### Exercise description
Show every line containing "this" by copying it.

### Entries shown
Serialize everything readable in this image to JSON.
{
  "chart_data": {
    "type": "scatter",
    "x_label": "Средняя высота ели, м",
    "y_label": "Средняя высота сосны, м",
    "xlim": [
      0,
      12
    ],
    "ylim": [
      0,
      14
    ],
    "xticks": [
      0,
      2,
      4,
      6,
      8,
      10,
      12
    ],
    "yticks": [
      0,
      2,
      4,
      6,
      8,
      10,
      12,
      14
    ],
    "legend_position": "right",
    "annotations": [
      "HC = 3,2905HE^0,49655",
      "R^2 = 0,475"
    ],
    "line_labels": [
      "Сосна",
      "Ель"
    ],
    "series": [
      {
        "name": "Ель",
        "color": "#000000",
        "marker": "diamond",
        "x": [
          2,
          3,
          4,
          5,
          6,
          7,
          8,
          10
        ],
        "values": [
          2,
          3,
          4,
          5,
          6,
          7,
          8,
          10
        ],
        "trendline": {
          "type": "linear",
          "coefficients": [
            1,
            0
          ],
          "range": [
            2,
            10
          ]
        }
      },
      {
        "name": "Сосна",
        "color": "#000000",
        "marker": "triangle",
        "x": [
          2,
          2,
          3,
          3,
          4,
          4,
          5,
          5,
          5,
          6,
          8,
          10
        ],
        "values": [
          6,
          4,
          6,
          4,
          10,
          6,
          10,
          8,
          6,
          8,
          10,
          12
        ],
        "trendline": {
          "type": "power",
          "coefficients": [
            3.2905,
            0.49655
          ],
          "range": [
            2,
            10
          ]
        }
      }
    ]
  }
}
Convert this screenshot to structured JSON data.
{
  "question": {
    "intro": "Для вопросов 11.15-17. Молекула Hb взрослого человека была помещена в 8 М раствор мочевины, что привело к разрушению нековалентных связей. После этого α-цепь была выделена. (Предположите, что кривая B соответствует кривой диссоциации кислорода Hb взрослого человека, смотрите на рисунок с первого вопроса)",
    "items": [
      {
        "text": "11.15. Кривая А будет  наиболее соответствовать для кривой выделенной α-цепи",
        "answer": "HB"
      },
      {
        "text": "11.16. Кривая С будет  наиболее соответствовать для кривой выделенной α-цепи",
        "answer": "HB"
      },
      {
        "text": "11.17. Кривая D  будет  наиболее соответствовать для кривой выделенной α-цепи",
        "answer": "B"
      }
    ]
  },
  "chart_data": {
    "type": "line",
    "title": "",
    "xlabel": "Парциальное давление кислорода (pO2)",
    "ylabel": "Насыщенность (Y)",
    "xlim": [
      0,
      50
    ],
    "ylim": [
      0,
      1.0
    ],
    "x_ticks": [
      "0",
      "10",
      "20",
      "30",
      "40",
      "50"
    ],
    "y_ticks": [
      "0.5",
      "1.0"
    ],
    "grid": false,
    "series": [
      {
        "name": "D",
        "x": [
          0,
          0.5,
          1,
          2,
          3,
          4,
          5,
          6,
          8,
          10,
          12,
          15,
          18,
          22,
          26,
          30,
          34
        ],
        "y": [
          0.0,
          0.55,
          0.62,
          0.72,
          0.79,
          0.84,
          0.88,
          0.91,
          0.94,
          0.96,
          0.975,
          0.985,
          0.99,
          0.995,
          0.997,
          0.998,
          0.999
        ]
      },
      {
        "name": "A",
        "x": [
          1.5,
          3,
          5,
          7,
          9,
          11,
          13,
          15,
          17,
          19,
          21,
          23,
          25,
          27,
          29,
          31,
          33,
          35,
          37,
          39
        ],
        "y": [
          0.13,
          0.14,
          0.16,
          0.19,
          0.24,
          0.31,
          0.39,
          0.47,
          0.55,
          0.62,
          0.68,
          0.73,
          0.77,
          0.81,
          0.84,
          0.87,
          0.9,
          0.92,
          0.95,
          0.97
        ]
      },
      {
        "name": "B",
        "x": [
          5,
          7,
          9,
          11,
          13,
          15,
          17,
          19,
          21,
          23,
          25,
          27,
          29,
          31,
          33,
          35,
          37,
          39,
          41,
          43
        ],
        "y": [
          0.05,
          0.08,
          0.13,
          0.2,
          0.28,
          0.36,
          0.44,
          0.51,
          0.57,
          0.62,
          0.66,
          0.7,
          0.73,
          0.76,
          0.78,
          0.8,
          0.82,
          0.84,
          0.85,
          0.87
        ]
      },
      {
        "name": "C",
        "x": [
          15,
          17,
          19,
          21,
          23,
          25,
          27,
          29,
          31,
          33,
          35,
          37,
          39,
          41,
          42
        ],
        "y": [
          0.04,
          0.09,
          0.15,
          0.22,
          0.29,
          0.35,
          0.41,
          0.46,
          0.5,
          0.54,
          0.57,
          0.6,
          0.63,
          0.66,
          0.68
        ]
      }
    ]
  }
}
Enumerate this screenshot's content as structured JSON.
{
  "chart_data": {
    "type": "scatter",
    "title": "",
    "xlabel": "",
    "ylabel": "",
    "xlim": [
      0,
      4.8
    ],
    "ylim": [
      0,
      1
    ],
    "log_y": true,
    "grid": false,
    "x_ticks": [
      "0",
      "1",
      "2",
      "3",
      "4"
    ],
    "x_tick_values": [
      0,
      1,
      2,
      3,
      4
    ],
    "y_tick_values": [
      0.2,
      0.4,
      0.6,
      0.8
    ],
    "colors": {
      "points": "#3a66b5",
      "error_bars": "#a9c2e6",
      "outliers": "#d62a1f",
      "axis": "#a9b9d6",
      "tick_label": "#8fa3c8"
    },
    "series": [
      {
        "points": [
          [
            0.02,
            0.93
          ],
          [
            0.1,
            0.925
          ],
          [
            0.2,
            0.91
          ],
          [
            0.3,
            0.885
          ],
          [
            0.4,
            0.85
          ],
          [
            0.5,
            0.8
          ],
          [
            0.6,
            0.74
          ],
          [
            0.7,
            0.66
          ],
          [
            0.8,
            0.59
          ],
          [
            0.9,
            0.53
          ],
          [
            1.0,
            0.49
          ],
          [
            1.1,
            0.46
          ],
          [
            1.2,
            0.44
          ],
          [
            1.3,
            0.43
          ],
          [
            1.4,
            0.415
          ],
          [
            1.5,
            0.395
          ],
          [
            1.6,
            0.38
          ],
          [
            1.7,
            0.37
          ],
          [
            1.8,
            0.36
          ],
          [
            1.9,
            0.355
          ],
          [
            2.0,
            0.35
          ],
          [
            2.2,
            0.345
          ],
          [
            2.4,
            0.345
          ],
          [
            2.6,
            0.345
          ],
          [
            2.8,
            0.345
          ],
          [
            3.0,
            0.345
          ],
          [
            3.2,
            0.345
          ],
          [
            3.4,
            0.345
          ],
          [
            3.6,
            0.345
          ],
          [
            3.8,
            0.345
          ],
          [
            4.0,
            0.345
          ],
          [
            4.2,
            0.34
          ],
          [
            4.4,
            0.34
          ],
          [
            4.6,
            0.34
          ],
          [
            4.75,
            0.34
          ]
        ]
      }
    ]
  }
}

...

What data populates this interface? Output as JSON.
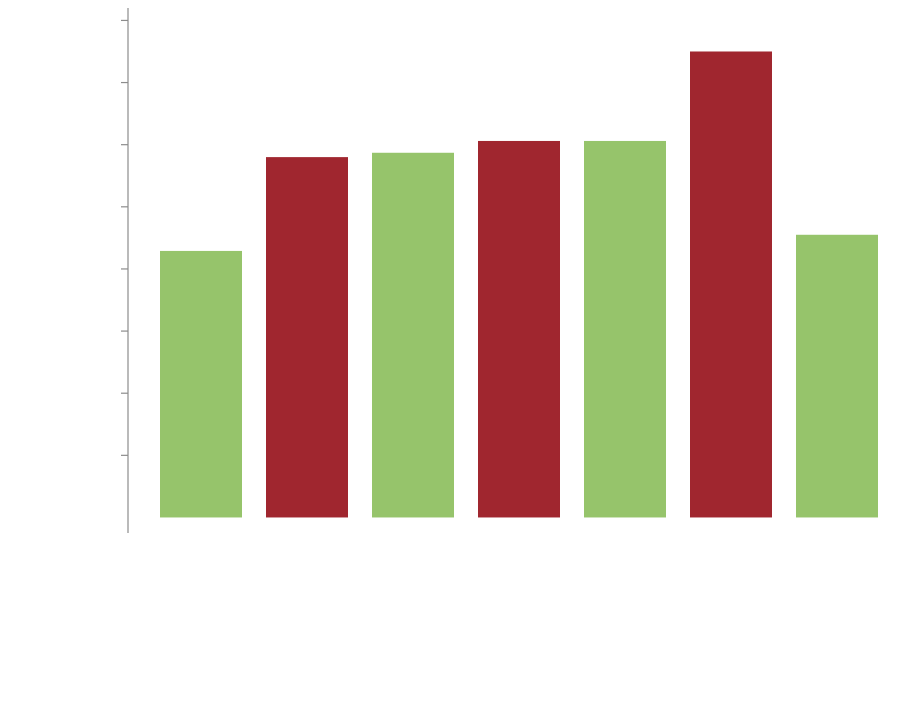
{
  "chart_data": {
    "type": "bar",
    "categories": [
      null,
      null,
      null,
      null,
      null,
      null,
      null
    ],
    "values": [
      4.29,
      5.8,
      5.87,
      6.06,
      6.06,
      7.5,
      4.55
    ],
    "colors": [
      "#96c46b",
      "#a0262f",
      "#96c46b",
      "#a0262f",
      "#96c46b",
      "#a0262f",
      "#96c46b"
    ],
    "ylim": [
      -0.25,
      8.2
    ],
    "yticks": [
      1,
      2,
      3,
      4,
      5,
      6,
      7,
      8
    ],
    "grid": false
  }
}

### Full solution
Serialize everything readable in this image to JSON.
Convert this screenshot to structured JSON data.
Enumerate this screenshot's content as structured JSON.
What data populates this interface? Output as JSON.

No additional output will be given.